---------- DATA ENTRIES ----------
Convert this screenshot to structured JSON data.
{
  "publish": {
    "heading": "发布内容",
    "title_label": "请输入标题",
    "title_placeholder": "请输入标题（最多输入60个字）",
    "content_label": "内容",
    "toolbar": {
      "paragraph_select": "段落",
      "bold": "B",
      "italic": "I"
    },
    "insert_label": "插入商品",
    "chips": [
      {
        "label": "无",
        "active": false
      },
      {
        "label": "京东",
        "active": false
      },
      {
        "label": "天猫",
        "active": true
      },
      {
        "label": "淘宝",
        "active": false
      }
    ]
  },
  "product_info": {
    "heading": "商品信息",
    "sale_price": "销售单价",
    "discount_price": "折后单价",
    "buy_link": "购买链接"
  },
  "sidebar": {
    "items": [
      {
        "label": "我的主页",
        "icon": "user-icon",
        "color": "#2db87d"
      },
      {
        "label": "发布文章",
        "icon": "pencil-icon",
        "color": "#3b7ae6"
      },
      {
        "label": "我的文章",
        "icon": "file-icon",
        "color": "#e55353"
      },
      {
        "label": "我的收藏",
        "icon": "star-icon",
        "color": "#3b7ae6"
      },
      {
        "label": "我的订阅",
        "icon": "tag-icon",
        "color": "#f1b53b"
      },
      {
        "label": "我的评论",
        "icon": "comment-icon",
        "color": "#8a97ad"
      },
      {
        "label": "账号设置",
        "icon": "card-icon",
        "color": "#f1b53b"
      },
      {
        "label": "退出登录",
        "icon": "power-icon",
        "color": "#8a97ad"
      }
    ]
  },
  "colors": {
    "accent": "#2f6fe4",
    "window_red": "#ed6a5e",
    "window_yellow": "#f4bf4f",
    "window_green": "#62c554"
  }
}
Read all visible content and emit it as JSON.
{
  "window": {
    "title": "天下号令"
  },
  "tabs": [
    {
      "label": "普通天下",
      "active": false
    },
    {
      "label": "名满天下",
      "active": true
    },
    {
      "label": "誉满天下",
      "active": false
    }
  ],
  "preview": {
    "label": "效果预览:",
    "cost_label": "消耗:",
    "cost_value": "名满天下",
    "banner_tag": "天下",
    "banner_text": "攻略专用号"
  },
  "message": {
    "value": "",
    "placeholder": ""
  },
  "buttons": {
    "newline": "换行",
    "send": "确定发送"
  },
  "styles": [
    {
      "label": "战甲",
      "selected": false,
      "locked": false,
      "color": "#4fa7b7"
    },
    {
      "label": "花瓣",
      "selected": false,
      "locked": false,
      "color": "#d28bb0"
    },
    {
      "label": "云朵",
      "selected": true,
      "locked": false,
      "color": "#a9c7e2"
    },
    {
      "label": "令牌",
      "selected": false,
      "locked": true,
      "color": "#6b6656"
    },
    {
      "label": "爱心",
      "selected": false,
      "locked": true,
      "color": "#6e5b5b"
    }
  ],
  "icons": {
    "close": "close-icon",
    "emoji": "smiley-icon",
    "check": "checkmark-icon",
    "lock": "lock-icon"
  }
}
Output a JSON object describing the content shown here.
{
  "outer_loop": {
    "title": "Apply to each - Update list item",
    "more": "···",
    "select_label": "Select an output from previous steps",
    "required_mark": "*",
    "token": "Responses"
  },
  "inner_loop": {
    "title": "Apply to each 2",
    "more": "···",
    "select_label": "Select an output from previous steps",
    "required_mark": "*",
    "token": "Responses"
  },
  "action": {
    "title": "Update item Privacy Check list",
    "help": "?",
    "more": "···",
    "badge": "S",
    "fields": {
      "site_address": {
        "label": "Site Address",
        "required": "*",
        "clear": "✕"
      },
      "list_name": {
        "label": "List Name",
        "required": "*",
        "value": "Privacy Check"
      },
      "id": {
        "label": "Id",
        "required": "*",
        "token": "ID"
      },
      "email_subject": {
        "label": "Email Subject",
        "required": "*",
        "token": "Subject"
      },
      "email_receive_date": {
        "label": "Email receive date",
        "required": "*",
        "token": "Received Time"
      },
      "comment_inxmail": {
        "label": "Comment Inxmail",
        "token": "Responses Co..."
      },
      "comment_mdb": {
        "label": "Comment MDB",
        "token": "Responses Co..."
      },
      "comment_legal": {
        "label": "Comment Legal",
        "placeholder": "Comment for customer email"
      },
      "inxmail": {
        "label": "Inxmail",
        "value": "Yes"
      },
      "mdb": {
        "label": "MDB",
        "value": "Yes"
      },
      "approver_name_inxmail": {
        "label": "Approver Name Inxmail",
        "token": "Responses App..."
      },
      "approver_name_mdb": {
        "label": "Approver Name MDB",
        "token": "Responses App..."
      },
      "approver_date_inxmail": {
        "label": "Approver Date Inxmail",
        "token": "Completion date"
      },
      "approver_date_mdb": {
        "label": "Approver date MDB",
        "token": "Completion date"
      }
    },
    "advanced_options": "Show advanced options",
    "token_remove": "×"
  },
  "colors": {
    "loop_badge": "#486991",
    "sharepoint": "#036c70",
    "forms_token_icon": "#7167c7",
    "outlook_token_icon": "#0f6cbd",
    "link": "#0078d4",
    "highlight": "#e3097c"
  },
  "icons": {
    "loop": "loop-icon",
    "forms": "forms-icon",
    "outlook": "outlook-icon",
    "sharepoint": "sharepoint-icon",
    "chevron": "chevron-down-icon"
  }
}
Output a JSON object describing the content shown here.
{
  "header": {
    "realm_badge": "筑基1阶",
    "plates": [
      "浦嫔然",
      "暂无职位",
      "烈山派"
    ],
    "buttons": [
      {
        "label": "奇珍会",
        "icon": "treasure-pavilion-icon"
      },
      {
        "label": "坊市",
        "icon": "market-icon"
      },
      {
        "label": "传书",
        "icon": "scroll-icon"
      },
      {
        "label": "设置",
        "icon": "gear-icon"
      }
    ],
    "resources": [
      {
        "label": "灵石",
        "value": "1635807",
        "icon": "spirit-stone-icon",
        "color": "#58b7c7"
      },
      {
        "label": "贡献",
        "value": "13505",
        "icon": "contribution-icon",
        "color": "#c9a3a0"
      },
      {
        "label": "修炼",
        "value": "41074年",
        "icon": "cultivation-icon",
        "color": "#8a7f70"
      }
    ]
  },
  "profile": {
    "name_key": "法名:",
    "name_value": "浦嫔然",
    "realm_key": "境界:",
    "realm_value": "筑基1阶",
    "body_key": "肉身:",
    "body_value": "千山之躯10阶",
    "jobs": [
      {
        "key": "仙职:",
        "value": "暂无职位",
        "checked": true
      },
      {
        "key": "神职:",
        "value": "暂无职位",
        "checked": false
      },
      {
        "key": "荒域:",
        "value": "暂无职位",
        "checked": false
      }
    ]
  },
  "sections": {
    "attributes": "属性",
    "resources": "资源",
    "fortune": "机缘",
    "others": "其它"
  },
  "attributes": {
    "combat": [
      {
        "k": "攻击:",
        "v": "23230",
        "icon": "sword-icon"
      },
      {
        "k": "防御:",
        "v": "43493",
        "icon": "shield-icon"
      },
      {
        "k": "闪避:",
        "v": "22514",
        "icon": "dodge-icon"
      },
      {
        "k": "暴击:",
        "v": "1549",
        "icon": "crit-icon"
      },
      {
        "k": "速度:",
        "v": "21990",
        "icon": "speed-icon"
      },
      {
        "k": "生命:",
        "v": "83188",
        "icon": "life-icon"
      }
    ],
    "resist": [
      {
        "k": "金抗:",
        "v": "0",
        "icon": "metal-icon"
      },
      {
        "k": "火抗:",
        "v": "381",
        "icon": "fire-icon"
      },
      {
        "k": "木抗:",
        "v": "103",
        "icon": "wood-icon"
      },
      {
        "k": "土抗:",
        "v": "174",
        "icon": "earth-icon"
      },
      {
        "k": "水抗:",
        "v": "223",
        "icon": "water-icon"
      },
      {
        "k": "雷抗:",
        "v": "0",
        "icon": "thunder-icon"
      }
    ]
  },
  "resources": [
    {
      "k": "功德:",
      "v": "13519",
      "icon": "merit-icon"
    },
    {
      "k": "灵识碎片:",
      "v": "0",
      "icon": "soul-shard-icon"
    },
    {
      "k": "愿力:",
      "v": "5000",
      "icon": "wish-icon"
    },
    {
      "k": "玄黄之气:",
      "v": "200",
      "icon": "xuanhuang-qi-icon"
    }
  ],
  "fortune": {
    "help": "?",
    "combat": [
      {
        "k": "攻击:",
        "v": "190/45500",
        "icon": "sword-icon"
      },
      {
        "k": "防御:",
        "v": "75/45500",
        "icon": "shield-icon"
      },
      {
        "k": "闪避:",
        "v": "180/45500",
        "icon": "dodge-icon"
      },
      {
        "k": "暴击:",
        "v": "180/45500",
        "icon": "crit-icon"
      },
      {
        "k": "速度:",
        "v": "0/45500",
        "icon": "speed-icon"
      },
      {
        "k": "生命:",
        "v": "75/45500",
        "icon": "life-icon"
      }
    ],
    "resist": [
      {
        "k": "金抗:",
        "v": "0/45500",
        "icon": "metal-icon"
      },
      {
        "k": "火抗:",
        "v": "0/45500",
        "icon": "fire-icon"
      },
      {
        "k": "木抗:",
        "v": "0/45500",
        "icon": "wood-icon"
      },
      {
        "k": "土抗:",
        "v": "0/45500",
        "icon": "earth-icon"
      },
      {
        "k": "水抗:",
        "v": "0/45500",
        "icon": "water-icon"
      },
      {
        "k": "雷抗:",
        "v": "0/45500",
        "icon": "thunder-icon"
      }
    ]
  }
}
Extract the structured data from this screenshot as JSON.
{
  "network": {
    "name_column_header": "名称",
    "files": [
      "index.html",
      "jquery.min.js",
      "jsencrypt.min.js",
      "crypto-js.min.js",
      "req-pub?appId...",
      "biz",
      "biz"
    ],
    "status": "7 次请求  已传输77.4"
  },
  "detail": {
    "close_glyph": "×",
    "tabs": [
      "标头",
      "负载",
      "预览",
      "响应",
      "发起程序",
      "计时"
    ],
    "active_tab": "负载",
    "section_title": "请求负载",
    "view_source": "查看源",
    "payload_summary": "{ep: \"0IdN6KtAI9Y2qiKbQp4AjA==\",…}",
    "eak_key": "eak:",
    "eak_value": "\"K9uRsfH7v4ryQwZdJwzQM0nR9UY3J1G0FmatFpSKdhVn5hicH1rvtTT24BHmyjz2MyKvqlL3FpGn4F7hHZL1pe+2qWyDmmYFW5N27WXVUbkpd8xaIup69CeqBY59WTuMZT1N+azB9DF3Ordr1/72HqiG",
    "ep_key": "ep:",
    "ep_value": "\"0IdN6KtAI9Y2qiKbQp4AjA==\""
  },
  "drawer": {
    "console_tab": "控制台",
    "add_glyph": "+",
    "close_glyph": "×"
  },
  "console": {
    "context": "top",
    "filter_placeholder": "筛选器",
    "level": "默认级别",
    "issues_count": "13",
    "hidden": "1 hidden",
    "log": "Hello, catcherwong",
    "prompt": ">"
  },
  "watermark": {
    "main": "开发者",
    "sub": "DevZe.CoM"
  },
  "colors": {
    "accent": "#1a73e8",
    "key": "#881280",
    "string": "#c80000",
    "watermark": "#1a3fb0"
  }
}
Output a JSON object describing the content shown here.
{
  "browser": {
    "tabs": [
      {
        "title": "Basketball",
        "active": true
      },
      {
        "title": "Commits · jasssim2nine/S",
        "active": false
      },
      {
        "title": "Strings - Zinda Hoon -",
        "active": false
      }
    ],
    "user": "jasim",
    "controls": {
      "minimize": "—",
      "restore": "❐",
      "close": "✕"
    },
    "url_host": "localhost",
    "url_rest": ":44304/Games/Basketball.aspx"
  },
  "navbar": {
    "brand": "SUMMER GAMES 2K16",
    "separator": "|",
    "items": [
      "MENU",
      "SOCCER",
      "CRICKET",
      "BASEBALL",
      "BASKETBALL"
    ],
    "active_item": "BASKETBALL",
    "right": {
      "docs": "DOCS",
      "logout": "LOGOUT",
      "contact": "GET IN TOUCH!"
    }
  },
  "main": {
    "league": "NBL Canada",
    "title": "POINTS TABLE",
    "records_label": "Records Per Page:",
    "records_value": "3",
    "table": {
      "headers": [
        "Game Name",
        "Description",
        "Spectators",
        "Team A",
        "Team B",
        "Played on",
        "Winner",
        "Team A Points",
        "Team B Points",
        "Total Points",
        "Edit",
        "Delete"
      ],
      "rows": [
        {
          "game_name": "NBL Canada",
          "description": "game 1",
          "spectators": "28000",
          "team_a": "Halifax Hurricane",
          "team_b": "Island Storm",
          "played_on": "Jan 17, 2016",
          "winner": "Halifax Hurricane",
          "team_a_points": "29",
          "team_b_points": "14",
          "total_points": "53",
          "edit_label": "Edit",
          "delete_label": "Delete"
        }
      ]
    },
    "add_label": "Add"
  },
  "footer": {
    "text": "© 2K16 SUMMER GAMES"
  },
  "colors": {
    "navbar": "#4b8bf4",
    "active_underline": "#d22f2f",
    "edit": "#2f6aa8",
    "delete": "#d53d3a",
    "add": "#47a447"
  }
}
----------
» STATED EXERCISE
Filter the listing above by the word "sharepoint"; copy each line that passes.

» REPLY
    "sharepoint": "#036c70",
    "sharepoint": "sharepoint-icon",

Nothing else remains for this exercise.